▽

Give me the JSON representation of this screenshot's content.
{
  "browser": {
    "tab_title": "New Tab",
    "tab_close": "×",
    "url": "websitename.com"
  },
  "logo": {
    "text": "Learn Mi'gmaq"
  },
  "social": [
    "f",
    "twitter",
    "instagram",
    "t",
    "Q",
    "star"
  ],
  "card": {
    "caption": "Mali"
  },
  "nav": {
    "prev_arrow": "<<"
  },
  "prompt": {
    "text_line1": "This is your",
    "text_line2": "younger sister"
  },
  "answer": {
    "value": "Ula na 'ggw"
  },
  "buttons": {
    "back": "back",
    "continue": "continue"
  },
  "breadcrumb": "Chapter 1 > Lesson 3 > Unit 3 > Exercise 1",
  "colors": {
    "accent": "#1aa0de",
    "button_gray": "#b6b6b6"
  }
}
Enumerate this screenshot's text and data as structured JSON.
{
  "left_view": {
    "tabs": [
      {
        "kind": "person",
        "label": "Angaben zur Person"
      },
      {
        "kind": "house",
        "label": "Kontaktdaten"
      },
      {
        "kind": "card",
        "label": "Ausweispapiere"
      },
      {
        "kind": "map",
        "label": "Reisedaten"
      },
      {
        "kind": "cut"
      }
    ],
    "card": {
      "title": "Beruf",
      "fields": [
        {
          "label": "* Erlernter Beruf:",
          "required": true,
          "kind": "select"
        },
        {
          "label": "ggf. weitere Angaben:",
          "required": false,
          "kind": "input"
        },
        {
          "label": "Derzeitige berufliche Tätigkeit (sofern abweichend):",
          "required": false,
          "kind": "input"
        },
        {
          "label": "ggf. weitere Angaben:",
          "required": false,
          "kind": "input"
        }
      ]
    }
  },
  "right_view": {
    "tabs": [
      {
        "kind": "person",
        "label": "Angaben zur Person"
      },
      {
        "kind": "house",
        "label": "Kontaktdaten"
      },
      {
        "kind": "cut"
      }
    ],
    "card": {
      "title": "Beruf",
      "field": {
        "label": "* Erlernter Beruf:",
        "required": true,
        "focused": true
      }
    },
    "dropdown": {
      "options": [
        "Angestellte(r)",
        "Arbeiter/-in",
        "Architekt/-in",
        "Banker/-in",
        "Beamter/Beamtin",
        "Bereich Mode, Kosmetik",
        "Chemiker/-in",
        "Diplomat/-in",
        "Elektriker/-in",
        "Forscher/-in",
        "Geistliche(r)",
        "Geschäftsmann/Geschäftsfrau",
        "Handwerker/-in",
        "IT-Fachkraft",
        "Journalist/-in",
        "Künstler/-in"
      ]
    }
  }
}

△

Problem to solve:
The lines to collect are those holding the string "screenshot"; copy them all.

Complete response:
Give me the JSON representation of this screenshot's content.
Enumerate this screenshot's text and data as structured JSON.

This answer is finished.